#### DOCUMENT TEXT

Bryant was operating the firetruck’s hose. Battalion Chief Forrest provided all tactical orders

from inside his vehicle stationed in front of the house. When the hose manned by Bryant proved

ineffective, Forrest ordered it shut down so that firemen could enter the house with hand-held

hoses. While the firefighters geared up in the front yard, Bryant tried to use the truck’s hose

again. Chief Forrest tried to get Bryant’s attention—to tell him to turn off the hose—by radio

and then by signaling with his siren. Getting no response, he jumped out of his truck and headed

toward Bryant. Bryant alleges that Forrest then “violently grabbed him by his arm and shoved

him up against the equipment . . . with his arm pressed against his neck.” Forrest says that he

only grabbed Bryant’s arm, turned him around, and ordered him to shut down the hose.

########
#### INPUT FOR THIS TASK

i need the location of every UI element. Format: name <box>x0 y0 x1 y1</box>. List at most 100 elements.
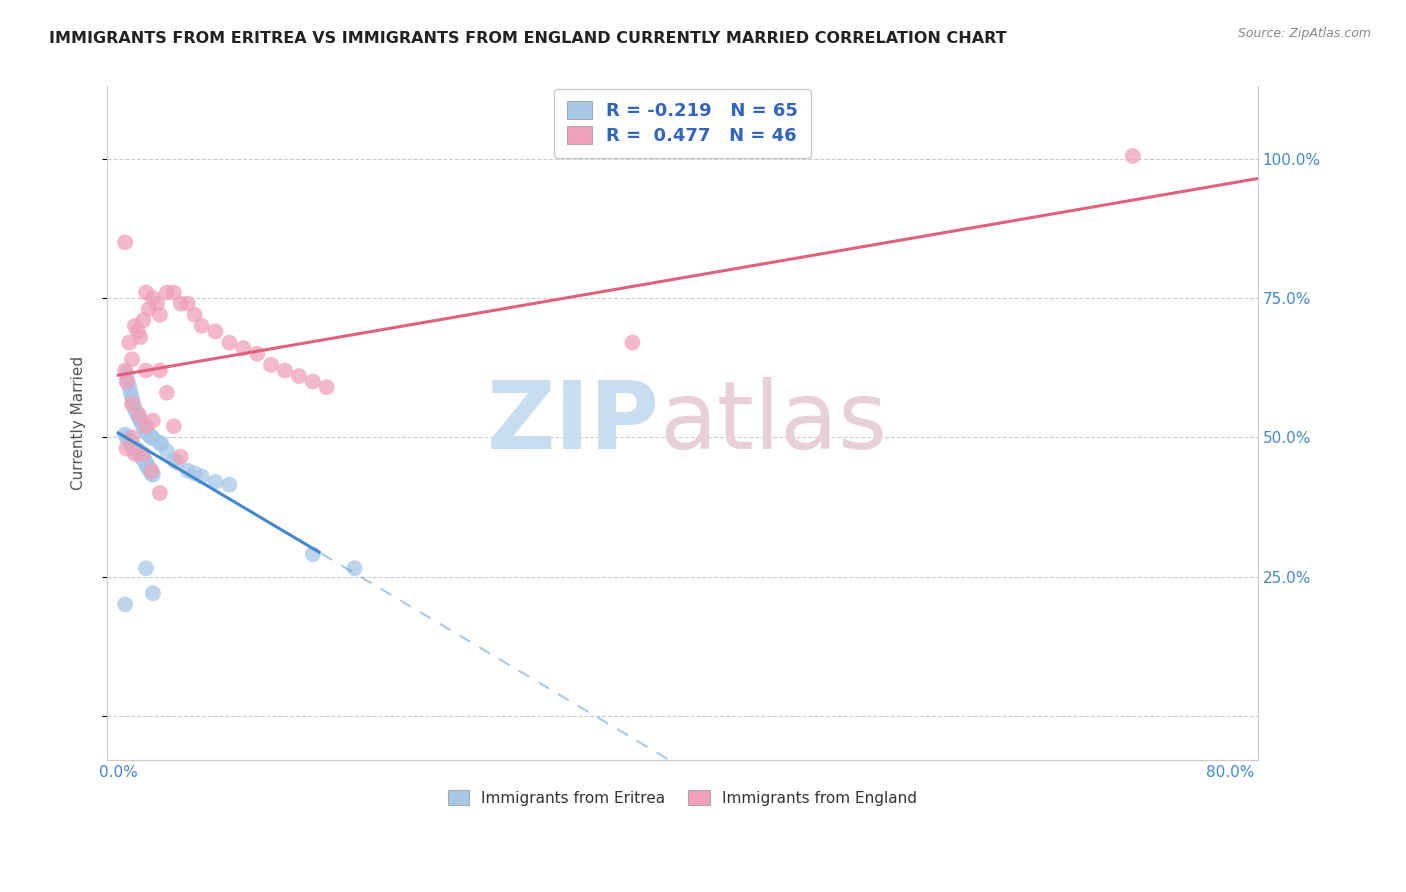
Point <box>301 375 323 389</box>
Point <box>141 465 163 479</box>
Point <box>120 434 142 449</box>
Point <box>128 444 150 458</box>
Point <box>1122 149 1144 163</box>
Point <box>146 296 169 310</box>
Point <box>156 285 179 300</box>
Point <box>301 547 323 561</box>
Point <box>135 455 157 469</box>
Point <box>121 430 143 444</box>
Point <box>125 442 148 457</box>
Point <box>138 302 160 317</box>
Point <box>163 452 186 467</box>
Point <box>117 431 139 445</box>
Point <box>135 419 157 434</box>
Point <box>260 358 283 372</box>
Point <box>288 369 311 384</box>
Point <box>183 467 205 481</box>
Point <box>118 380 141 394</box>
Point <box>218 477 240 491</box>
Point <box>124 318 146 333</box>
Point <box>121 439 143 453</box>
Point <box>121 397 143 411</box>
Point <box>122 440 145 454</box>
Point <box>149 486 172 500</box>
Point <box>218 335 240 350</box>
Point <box>315 380 337 394</box>
Point <box>127 408 149 422</box>
Point <box>150 437 173 451</box>
Point <box>131 417 153 431</box>
Point <box>121 352 143 367</box>
Point <box>204 475 226 489</box>
Text: atlas: atlas <box>659 377 887 469</box>
Point <box>135 363 157 377</box>
Point <box>115 442 138 456</box>
Point <box>149 308 172 322</box>
Point <box>132 447 155 461</box>
Point <box>114 363 136 377</box>
Point <box>183 308 205 322</box>
Point <box>204 325 226 339</box>
Point <box>118 433 141 447</box>
Point <box>136 458 159 472</box>
Point <box>176 296 198 310</box>
Point <box>142 291 165 305</box>
Point <box>142 467 165 482</box>
Point <box>139 428 162 442</box>
Point <box>118 335 141 350</box>
Text: ZIP: ZIP <box>486 377 659 469</box>
Point <box>134 453 156 467</box>
Point <box>138 427 160 442</box>
Point <box>121 392 143 406</box>
Legend: Immigrants from Eritrea, Immigrants from England: Immigrants from Eritrea, Immigrants from… <box>440 782 925 814</box>
Text: IMMIGRANTS FROM ERITREA VS IMMIGRANTS FROM ENGLAND CURRENTLY MARRIED CORRELATION: IMMIGRANTS FROM ERITREA VS IMMIGRANTS FR… <box>49 31 1007 46</box>
Point <box>131 448 153 462</box>
Point <box>163 419 186 434</box>
Point <box>621 335 644 350</box>
Point <box>132 419 155 434</box>
Text: Source: ZipAtlas.com: Source: ZipAtlas.com <box>1237 27 1371 40</box>
Point <box>135 425 157 439</box>
Point <box>114 427 136 442</box>
Point <box>138 461 160 475</box>
Point <box>121 437 143 451</box>
Point <box>114 598 136 612</box>
Point <box>127 442 149 457</box>
Point <box>190 469 212 483</box>
Point <box>170 296 193 310</box>
Point <box>125 405 148 419</box>
Point <box>135 561 157 575</box>
Y-axis label: Currently Married: Currently Married <box>72 356 86 491</box>
Point <box>115 366 138 380</box>
Point <box>128 446 150 460</box>
Point <box>246 347 269 361</box>
Point <box>142 586 165 600</box>
Point <box>136 459 159 474</box>
Point <box>135 285 157 300</box>
Point <box>132 452 155 467</box>
Point <box>129 330 152 344</box>
Point <box>124 442 146 456</box>
Point <box>156 385 179 400</box>
Point <box>149 363 172 377</box>
Point <box>170 450 193 464</box>
Point <box>135 457 157 471</box>
Point <box>141 430 163 444</box>
Point <box>156 444 179 458</box>
Point <box>129 414 152 428</box>
Point <box>142 414 165 428</box>
Point <box>190 318 212 333</box>
Point <box>136 425 159 440</box>
Point <box>176 464 198 478</box>
Point <box>115 430 138 444</box>
Point <box>343 561 366 575</box>
Point <box>117 375 139 389</box>
Point <box>141 464 163 478</box>
Point <box>124 447 146 461</box>
Point <box>138 462 160 476</box>
Point <box>142 431 165 445</box>
Point <box>127 325 149 339</box>
Point <box>163 285 186 300</box>
Point <box>114 235 136 250</box>
Point <box>132 313 155 327</box>
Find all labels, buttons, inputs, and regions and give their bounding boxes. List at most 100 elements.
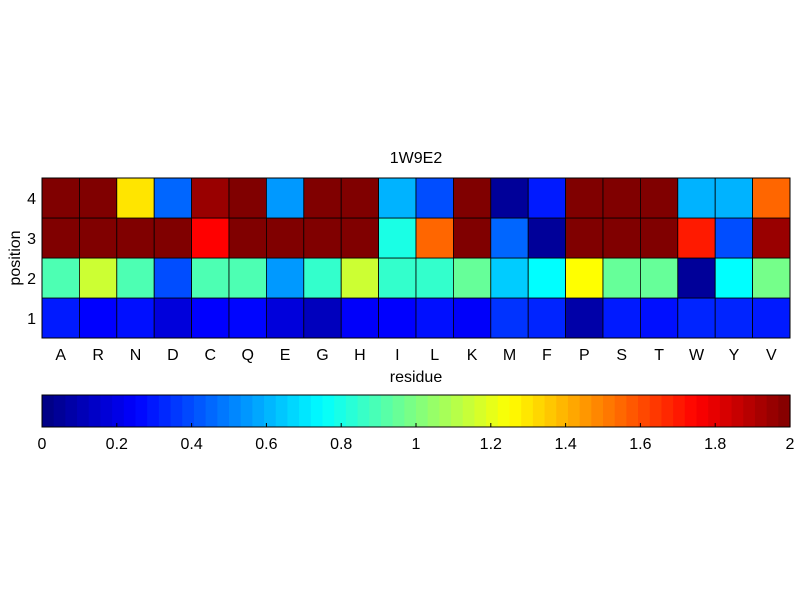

########

CHALLENGE A:
Recast the records from the line with "Point <box>301 375 323 389</box>" to the line with "Point <box>218 477 240 491</box>" as a numbered list, leaving out any blank lines.
CHALLENGE B:
Continue the account of the dispute between Bryant and Chief Forrest, starting after its last sentence.
The court text about the firehouse dispute and the records have no connection to each other.

TASK RESULT A:
1. Point <box>301 375 323 389</box>
2. Point <box>141 465 163 479</box>
3. Point <box>120 434 142 449</box>
4. Point <box>128 444 150 458</box>
5. Point <box>1122 149 1144 163</box>
6. Point <box>146 296 169 310</box>
7. Point <box>156 285 179 300</box>
8. Point <box>301 547 323 561</box>
9. Point <box>135 455 157 469</box>
10. Point <box>121 430 143 444</box>
11. Point <box>125 442 148 457</box>
12. Point <box>138 302 160 317</box>
13. Point <box>163 452 186 467</box>
14. Point <box>117 431 139 445</box>
15. Point <box>135 419 157 434</box>
16. Point <box>260 358 283 372</box>
17. Point <box>288 369 311 384</box>
18. Point <box>183 467 205 481</box>
19. Point <box>118 380 141 394</box>
20. Point <box>218 477 240 491</box>

TASK RESULT B:
       Upset about the scuffle, Bryant brought various claims against Forrest and the City of

Memphis for assault, negligent failure to train, and intentional racial discrimination under

42 U.S.C. § 1981. The district court dismissed the discrimination claim for lack of an adverse

employment action. The court also dismissed the negligent-training claim against the City on

immunity grounds. The jury returned a verdict in Forrest’s favor on the remaining assault claim,

and Bryant now appeals.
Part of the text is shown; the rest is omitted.